Direction:
Provide an exact reproduction of every entry.

#### Extracted material

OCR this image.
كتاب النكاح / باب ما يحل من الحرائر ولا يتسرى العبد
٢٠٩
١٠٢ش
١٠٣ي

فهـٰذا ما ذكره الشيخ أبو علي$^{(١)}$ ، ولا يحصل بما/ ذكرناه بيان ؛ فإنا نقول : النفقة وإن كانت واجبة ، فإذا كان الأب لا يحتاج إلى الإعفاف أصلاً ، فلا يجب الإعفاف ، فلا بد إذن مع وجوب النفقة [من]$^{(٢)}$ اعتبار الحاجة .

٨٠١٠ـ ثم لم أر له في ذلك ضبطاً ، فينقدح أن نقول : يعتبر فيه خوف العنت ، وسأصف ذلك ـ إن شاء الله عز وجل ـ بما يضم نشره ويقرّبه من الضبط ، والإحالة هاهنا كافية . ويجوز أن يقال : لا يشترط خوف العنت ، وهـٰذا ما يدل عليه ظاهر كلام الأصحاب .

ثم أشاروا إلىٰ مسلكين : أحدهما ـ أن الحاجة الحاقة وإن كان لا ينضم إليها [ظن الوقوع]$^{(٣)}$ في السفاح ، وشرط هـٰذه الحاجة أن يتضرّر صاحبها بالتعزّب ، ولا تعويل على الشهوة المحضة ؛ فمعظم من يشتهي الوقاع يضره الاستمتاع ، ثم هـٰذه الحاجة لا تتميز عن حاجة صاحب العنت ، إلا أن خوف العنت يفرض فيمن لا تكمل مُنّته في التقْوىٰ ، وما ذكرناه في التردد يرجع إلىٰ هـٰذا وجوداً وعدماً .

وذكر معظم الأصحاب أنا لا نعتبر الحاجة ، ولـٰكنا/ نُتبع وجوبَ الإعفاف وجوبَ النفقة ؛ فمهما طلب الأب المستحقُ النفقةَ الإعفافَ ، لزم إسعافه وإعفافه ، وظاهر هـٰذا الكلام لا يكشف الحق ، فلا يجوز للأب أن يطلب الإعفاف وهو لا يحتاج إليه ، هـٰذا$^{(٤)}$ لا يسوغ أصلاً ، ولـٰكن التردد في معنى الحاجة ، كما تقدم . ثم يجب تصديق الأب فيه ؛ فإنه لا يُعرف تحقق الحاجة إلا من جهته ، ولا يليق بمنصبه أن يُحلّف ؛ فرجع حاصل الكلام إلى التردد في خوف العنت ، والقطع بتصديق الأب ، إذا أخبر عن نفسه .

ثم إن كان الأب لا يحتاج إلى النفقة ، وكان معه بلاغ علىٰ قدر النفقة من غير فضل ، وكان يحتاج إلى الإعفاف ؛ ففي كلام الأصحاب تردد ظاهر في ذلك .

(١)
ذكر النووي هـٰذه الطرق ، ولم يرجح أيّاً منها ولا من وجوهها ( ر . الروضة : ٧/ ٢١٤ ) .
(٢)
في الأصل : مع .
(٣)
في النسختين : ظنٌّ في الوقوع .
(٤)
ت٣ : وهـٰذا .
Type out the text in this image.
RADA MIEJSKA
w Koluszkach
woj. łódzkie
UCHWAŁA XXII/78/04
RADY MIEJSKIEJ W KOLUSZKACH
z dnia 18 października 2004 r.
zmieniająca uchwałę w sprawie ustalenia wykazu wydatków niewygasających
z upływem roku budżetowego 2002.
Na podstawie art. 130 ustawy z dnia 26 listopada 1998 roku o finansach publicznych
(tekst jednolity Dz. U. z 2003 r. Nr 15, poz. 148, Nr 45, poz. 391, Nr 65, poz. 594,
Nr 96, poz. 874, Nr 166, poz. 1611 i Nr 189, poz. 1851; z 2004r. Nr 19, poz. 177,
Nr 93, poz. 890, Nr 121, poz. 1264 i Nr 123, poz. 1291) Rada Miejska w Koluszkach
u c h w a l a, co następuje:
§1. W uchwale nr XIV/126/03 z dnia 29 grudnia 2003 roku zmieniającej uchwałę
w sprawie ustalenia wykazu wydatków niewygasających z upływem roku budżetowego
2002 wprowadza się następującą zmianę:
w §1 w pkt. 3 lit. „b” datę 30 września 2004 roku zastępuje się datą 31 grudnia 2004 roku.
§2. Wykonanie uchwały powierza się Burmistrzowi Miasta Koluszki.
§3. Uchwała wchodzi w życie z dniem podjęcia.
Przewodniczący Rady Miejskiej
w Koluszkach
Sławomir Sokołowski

########

Solution for this problem:
OCR this image.
كتاب النكاح / باب ما يحل من الحرائر ولا يتسرى العبد
٢٠٩
١٠٢ش
١٠٣ي

فهـٰذا ما ذكره الشيخ أبو علي$^{(١)}$ ، ولا يحصل بما/ ذكرناه بيان ؛ فإنا نقول : النفقة وإن كانت واجبة ، فإذا كان الأب لا يحتاج إلى الإعفاف أصلاً ، فلا يجب الإعفاف ، فلا بد إذن مع وجوب النفقة [من]$^{(٢)}$ اعتبار الحاجة .

٨٠١٠ـ ثم لم أر له في ذلك ضبطاً ، فينقدح أن نقول : يعتبر فيه خوف العنت ، وسأصف ذلك ـ إن شاء الله عز وجل ـ بما يضم نشره ويقرّبه من الضبط ، والإحالة هاهنا كافية . ويجوز أن يقال : لا يشترط خوف العنت ، وهـٰذا ما يدل عليه ظاهر كلام الأصحاب .

ثم أشاروا إلىٰ مسلكين : أحدهما ـ أن الحاجة الحاقة وإن كان لا ينضم إليها [ظن الوقوع]$^{(٣)}$ في السفاح ، وشرط هـٰذه الحاجة أن يتضرّر صاحبها بالتعزّب ، ولا تعويل على الشهوة المحضة ؛ فمعظم من يشتهي الوقاع يضره الاستمتاع ، ثم هـٰذه الحاجة لا تتميز عن حاجة صاحب العنت ، إلا أن خوف العنت يفرض فيمن لا تكمل مُنّته في التقْوىٰ ، وما ذكرناه في التردد يرجع إلىٰ هـٰذا وجوداً وعدماً .

وذكر معظم الأصحاب أنا لا نعتبر الحاجة ، ولـٰكنا/ نُتبع وجوبَ الإعفاف وجوبَ النفقة ؛ فمهما طلب الأب المستحقُ النفقةَ الإعفافَ ، لزم إسعافه وإعفافه ، وظاهر هـٰذا الكلام لا يكشف الحق ، فلا يجوز للأب أن يطلب الإعفاف وهو لا يحتاج إليه ، هـٰذا$^{(٤)}$ لا يسوغ أصلاً ، ولـٰكن التردد في معنى الحاجة ، كما تقدم . ثم يجب تصديق الأب فيه ؛ فإنه لا يُعرف تحقق الحاجة إلا من جهته ، ولا يليق بمنصبه أن يُحلّف ؛ فرجع حاصل الكلام إلى التردد في خوف العنت ، والقطع بتصديق الأب ، إذا أخبر عن نفسه .

ثم إن كان الأب لا يحتاج إلى النفقة ، وكان معه بلاغ علىٰ قدر النفقة من غير فضل ، وكان يحتاج إلى الإعفاف ؛ ففي كلام الأصحاب تردد ظاهر في ذلك .

(١)
ذكر النووي هـٰذه الطرق ، ولم يرجح أيّاً منها ولا من وجوهها ( ر . الروضة : ٧/ ٢١٤ ) .
(٢)
في الأصل : مع .
(٣)
في النسختين : ظنٌّ في الوقوع .
(٤)
ت٣ : وهـٰذا .
Type out the text in this image.
RADA MIEJSKA
w Koluszkach
woj. łódzkie
UCHWAŁA XXII/78/04
RADY MIEJSKIEJ W KOLUSZKACH
z dnia 18 października 2004 r.
zmieniająca uchwałę w sprawie ustalenia wykazu wydatków niewygasających
z upływem roku budżetowego 2002.
Na podstawie art. 130 ustawy z dnia 26 listopada 1998 roku o finansach publicznych
(tekst jednolity Dz. U. z 2003 r. Nr 15, poz. 148, Nr 45, poz. 391, Nr 65, poz. 594,
Nr 96, poz. 874, Nr 166, poz. 1611 i Nr 189, poz. 1851; z 2004r. Nr 19, poz. 177,
Nr 93, poz. 890, Nr 121, poz. 1264 i Nr 123, poz. 1291) Rada Miejska w Koluszkach
u c h w a l a, co następuje:
§1. W uchwale nr XIV/126/03 z dnia 29 grudnia 2003 roku zmieniającej uchwałę
w sprawie ustalenia wykazu wydatków niewygasających z upływem roku budżetowego
2002 wprowadza się następującą zmianę:
w §1 w pkt. 3 lit. „b” datę 30 września 2004 roku zastępuje się datą 31 grudnia 2004 roku.
§2. Wykonanie uchwały powierza się Burmistrzowi Miasta Koluszki.
§3. Uchwała wchodzi w życie z dniem podjęcia.
Przewodniczący Rady Miejskiej
w Koluszkach
Sławomir Sokołowski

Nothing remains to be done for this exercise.